## AIM OF THE TASK
Transcribe the listing word for word.

## AVAILABLE DATA
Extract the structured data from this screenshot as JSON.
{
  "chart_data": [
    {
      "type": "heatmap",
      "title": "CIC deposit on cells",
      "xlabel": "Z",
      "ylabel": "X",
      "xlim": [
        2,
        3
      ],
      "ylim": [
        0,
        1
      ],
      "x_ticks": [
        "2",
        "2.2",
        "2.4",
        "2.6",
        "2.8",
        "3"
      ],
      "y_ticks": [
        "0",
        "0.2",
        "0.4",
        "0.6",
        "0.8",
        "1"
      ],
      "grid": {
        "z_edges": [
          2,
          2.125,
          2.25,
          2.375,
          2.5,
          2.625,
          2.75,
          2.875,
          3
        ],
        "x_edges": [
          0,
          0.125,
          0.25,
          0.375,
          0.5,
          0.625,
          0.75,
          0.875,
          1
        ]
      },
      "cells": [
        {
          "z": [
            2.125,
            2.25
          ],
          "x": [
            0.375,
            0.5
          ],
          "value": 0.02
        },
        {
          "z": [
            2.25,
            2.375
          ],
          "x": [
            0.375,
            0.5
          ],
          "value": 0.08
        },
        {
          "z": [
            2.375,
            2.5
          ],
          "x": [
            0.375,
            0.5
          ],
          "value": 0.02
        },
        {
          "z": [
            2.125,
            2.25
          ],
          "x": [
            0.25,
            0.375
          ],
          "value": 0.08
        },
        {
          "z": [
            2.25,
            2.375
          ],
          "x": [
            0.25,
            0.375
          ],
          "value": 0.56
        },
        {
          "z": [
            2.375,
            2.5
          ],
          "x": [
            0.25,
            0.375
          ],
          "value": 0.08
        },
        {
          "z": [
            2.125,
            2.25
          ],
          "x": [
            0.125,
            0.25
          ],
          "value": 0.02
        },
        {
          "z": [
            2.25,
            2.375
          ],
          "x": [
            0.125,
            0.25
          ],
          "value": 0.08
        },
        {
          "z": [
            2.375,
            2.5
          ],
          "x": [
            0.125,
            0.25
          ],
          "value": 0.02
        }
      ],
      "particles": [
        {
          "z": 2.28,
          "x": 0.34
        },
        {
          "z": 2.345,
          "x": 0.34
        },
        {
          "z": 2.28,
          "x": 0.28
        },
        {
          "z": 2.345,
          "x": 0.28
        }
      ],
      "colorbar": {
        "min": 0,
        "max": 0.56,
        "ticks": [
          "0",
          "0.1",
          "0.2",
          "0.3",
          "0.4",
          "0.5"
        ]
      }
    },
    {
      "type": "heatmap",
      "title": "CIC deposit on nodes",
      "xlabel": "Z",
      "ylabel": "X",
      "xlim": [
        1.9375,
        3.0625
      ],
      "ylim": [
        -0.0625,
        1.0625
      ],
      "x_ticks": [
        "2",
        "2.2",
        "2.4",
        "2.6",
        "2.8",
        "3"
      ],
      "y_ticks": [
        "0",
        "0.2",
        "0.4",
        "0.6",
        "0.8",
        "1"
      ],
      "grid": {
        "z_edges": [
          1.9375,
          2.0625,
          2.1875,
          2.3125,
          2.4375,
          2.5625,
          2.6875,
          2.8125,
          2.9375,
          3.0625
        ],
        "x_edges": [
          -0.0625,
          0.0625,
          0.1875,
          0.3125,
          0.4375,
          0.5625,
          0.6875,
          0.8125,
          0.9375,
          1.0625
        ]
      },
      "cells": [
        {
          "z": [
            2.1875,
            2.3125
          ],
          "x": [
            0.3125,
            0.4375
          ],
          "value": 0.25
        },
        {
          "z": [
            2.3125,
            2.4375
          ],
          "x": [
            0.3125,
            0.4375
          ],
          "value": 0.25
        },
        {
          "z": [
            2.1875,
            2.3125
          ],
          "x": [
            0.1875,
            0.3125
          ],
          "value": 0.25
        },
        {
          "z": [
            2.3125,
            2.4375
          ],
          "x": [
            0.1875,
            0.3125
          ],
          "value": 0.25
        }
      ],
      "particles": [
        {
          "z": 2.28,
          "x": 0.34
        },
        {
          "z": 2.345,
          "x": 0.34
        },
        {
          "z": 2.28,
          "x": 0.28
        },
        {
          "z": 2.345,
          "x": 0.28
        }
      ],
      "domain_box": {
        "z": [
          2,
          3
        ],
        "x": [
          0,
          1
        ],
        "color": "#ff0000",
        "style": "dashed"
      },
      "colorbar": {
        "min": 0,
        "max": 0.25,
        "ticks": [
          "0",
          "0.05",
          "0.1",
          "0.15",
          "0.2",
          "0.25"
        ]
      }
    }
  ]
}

## WRITTEN REPLY
Extract the structured data from this screenshot as JSON.
{
  "chart_data": [
    {
      "type": "heatmap",
      "title": "CIC deposit on cells",
      "xlabel": "Z",
      "ylabel": "X",
      "xlim": [
        2,
        3
      ],
      "ylim": [
        0,
        1
      ],
      "x_ticks": [
        "2",
        "2.2",
        "2.4",
        "2.6",
        "2.8",
        "3"
      ],
      "y_ticks": [
        "0",
        "0.2",
        "0.4",
        "0.6",
        "0.8",
        "1"
      ],
      "grid": {
        "z_edges": [
          2,
          2.125,
          2.25,
          2.375,
          2.5,
          2.625,
          2.75,
          2.875,
          3
        ],
        "x_edges": [
          0,
          0.125,
          0.25,
          0.375,
          0.5,
          0.625,
          0.75,
          0.875,
          1
        ]
      },
      "cells": [
        {
          "z": [
            2.125,
            2.25
          ],
          "x": [
            0.375,
            0.5
          ],
          "value": 0.02
        },
        {
          "z": [
            2.25,
            2.375
          ],
          "x": [
            0.375,
            0.5
          ],
          "value": 0.08
        },
        {
          "z": [
            2.375,
            2.5
          ],
          "x": [
            0.375,
            0.5
          ],
          "value": 0.02
        },
        {
          "z": [
            2.125,
            2.25
          ],
          "x": [
            0.25,
            0.375
          ],
          "value": 0.08
        },
        {
          "z": [
            2.25,
            2.375
          ],
          "x": [
            0.25,
            0.375
          ],
          "value": 0.56
        },
        {
          "z": [
            2.375,
            2.5
          ],
          "x": [
            0.25,
            0.375
          ],
          "value": 0.08
        },
        {
          "z": [
            2.125,
            2.25
          ],
          "x": [
            0.125,
            0.25
          ],
          "value": 0.02
        },
        {
          "z": [
            2.25,
            2.375
          ],
          "x": [
            0.125,
            0.25
          ],
          "value": 0.08
        },
        {
          "z": [
            2.375,
            2.5
          ],
          "x": [
            0.125,
            0.25
          ],
          "value": 0.02
        }
      ],
      "particles": [
        {
          "z": 2.28,
          "x": 0.34
        },
        {
          "z": 2.345,
          "x": 0.34
        },
        {
          "z": 2.28,
          "x": 0.28
        },
        {
          "z": 2.345,
          "x": 0.28
        }
      ],
      "colorbar": {
        "min": 0,
        "max": 0.56,
        "ticks": [
          "0",
          "0.1",
          "0.2",
          "0.3",
          "0.4",
          "0.5"
        ]
      }
    },
    {
      "type": "heatmap",
      "title": "CIC deposit on nodes",
      "xlabel": "Z",
      "ylabel": "X",
      "xlim": [
        1.9375,
        3.0625
      ],
      "ylim": [
        -0.0625,
        1.0625
      ],
      "x_ticks": [
        "2",
        "2.2",
        "2.4",
        "2.6",
        "2.8",
        "3"
      ],
      "y_ticks": [
        "0",
        "0.2",
        "0.4",
        "0.6",
        "0.8",
        "1"
      ],
      "grid": {
        "z_edges": [
          1.9375,
          2.0625,
          2.1875,
          2.3125,
          2.4375,
          2.5625,
          2.6875,
          2.8125,
          2.9375,
          3.0625
        ],
        "x_edges": [
          -0.0625,
          0.0625,
          0.1875,
          0.3125,
          0.4375,
          0.5625,
          0.6875,
          0.8125,
          0.9375,
          1.0625
        ]
      },
      "cells": [
        {
          "z": [
            2.1875,
            2.3125
          ],
          "x": [
            0.3125,
            0.4375
          ],
          "value": 0.25
        },
        {
          "z": [
            2.3125,
            2.4375
          ],
          "x": [
            0.3125,
            0.4375
          ],
          "value": 0.25
        },
        {
          "z": [
            2.1875,
            2.3125
          ],
          "x": [
            0.1875,
            0.3125
          ],
          "value": 0.25
        },
        {
          "z": [
            2.3125,
            2.4375
          ],
          "x": [
            0.1875,
            0.3125
          ],
          "value": 0.25
        }
      ],
      "particles": [
        {
          "z": 2.28,
          "x": 0.34
        },
        {
          "z": 2.345,
          "x": 0.34
        },
        {
          "z": 2.28,
          "x": 0.28
        },
        {
          "z": 2.345,
          "x": 0.28
        }
      ],
      "domain_box": {
        "z": [
          2,
          3
        ],
        "x": [
          0,
          1
        ],
        "color": "#ff0000",
        "style": "dashed"
      },
      "colorbar": {
        "min": 0,
        "max": 0.25,
        "ticks": [
          "0",
          "0.05",
          "0.1",
          "0.15",
          "0.2",
          "0.25"
        ]
      }
    }
  ]
}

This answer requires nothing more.